[START Passage shown]
Caused by: ai.rapids.cudf.CudfException: CUDF failure at: /home/jenkins/agent/workspace/jenkins-spark-rapids-jni_nightly-pre_release-106-cuda11/thirdparty/cudf/cpp/src/io/json/reader_impl.cu:639: Error determining column names.
at ai.rapids.cudf.Table.readJSON(Native Method)
at ai.rapids.cudf.Table.readJSON(Table.java:1049)
at org.apache.spark.sql.catalyst.json.rapids.JsonPartitionReader.$anonfun$readToTable$1(GpuJsonScan.scala:287)
Expected behavior GPU JSON reader should handle it as what Spark does.
Additional context cudf Python has fixed the second sub issue by switching the JSON engine to the new reader, so JNI should also make the same switch when creating the read option. We need to test it well to make sure no regression will be introduced by this new JSON reader.
After fixing this, we need to enable the tests xfailed in https://github.com/NVIDIA/spark-rapids/pull/7447.
We should switch to the new JSON reader per issue #7518
I just re-tested this, and it is still an issue even after switching to the new engine.
scala> spark.read.json("no-body.json").show
24/01/17 00:02:09 WARN GpuOverrides:
!Exec <FileSourceScanExec> cannot run on GPU because unsupported file format: org.apache.spark.sql.execution.datasources.text.TextFileFormat
24/01/17 00:02:09 WARN GpuOverrides:
!Exec <CollectLimitExec> cannot run on GPU because the Exec CollectLimitExec has been disabled, and is disabled by default because Collect Limit replacement can be slower on the GPU, if huge number of rows in a batch it could help by limiting the number of rows transferred from GPU to CPU. Set spark.rapids.sql.exec.CollectLimitExec to true if you wish to enable it
@Partitioning <SinglePartition$> could run on GPU
*Exec <FileSourceScanExec> will run on GPU
24/01/17 00:02:09 ERROR Executor: Exception in task 0.0 in stage 6.0 (TID 6)
java.lang.UnsupportedOperationException: empty.min
at scala.collection.TraversableOnce.min(TraversableOnce.scala:227)
at scala.collection.TraversableOnce.min$(TraversableOnce.scala:225)
at org.apache.spark.sql.types.StructType.min(StructType.scala:102)
at com.nvidia.spark.rapids.GpuTextBasedPartitionReader.readToTable(GpuTextBasedPartitionReader.scala:298)
This only seems to be an issue for a JSON file that only contains empty entries. If there is at least one non-empty row, then we match Spark.
$ cat with-body.json
{}
{ "a": 4 }
scala> spark.read.json("with-body.json").show
24/01/17 00:26:26 WARN GpuOverrides:
!Exec <FileSourceScanExec> cannot run on GPU because unsupported file format: org.apache.spark.sql.execution.datasources.text.TextFileFormat
24/01/17 00:26:26 WARN GpuOverrides:
!Exec <CollectLimitExec> cannot run on GPU because the Exec CollectLimitExec has been disabled, and is disabled by default because Collect Limit replacement can be slower on the GPU, if huge number of rows in a batch it could help by limiting the number of rows transferred from GPU to CPU. Set spark.rapids.sql.exec.CollectLimitExec to true if you wish to enable it
@Partitioning <SinglePartition$> could run on GPU
*Exec <ProjectExec> will run on GPU
*Expression <Alias> cast(a#22L as string) AS a#25 will run on GPU
*Expression <Cast> cast(a#22L as string) will run on GPU
!Exec <FileSourceScanExec> cannot run on GPU because JSON input and output has been disabled. To enable set spark.rapids.sql.format.json.enabled to true
+----+
| a|
+----+
|null|
| 4|
+----+
@res-life are you still planning on working on this?
[END Passage shown]
[START Given data]
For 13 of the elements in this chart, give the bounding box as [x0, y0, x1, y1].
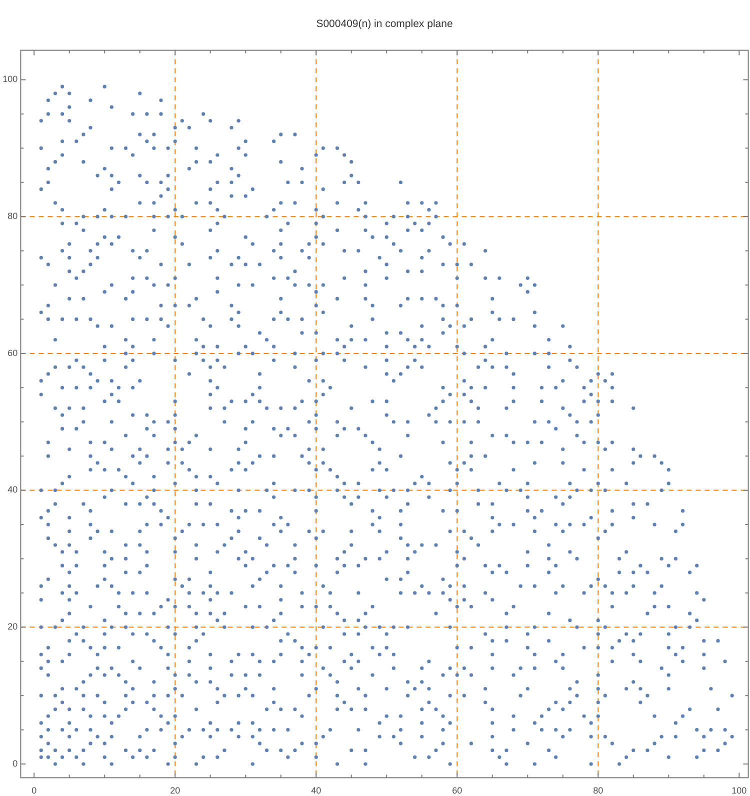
[END Given data]
[START Given data]
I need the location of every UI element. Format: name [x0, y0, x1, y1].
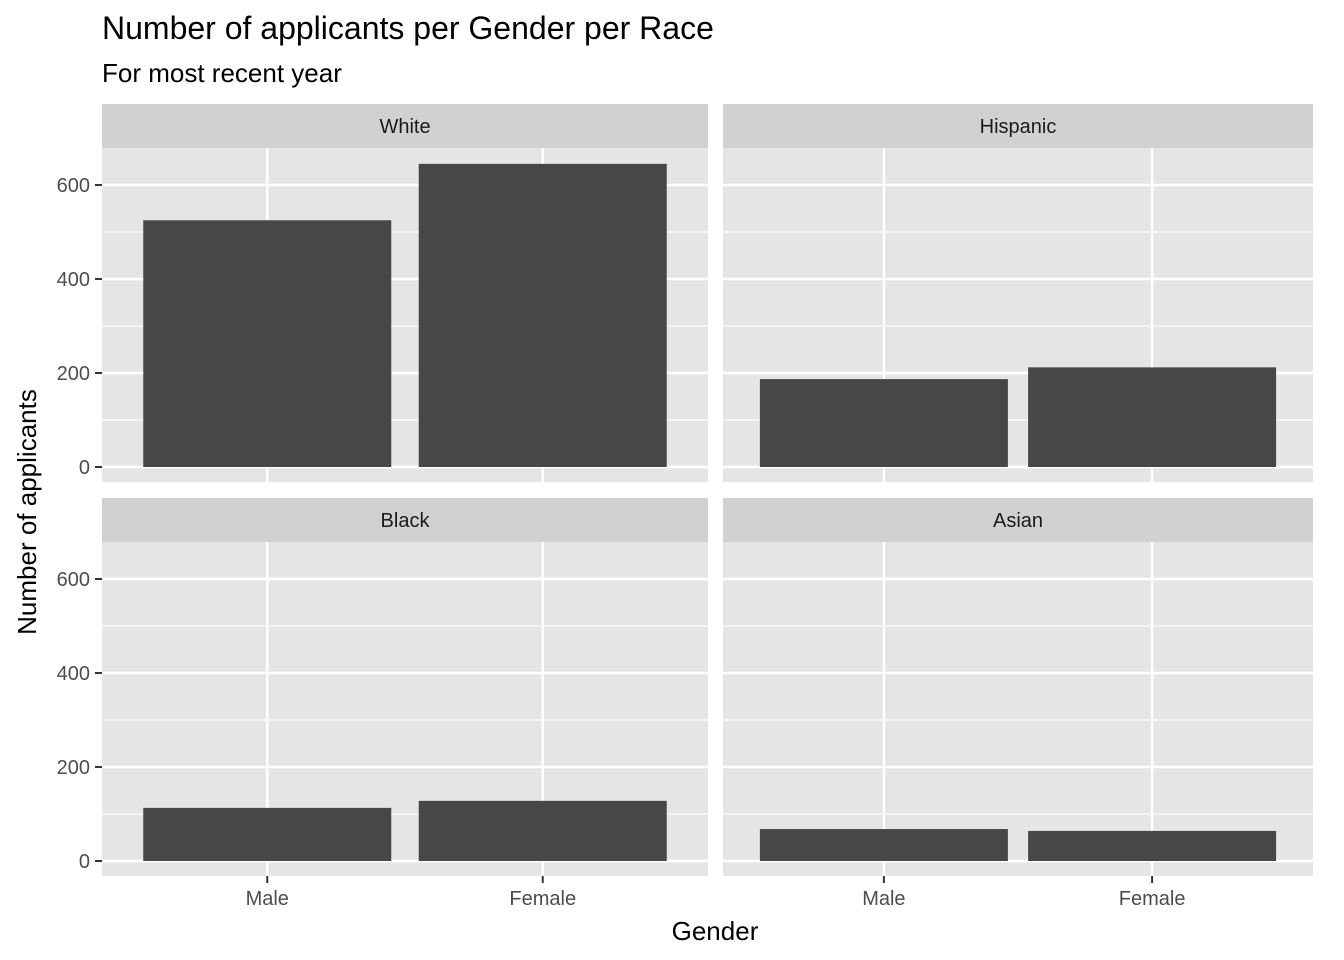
[END Given data]
Directives:
a. Answer the following from the thread on the GPU JSON reader:
(i) Which issue number does the thread cite as the reason to switch to the new JSON reader?
(ii) What exception does the retest on "no-body.json" report?
(iii) Which setting must be true to enable JSON input and output?
b. Write the next reply in the thread on the GPU JSON reader, following on from its final line.

Expected outputs:
a.
(i) Issue #7518
(ii) java.lang.UnsupportedOperationException: empty.min
(iii) spark.rapids.sql.format.json.enabled

b.
The failures are happening in two places. If you don't provide a schema, then schema discovery returns with an empty schema. CUDF does not like this so we try to make one up, and try to pull something out of the dataSchema, which is also empty and results in a crash.
If we do provide a schema, then we run into a null pointer exception when trying to read the data.
spark.read.schema("a string").json("./no-body.json").show
...
Caused by: java.lang.NullPointerException
at ai.rapids.cudf.TableWithMeta.getColumnNames(TableWithMeta.java:132)
at ai.rapids.cudf.Table.gatherJSONColumns(Table.java:1211)
at ai.rapids.cudf.Table.readJSON(Table.java:1373)
at org.apache.spark.sql.catalyst.json.rapids.JsonPartitionReader$.$anonfun$readToTable$2(GpuJsonScan.scala:325)
at com.nvidia.spark.rapids.Arm$.withResource(Arm.scala:30)
at org.apache.spark.sql.catalyst.json.rapids.JsonPartitionReader$.$anonfun$readToTable$1(GpuJsonScan.scala:323)
at com.nvidia.spark.rapids.RmmRapidsRetryIterator$AutoCloseableAttemptSpliterator.next(RmmRapidsRetryIterator.scala:477)
at com.nvidia.spark.rapids.RmmRapidsRetryIterator$RmmRapidsRetryIterator.next(RmmRapidsRetryIterator.scala:613)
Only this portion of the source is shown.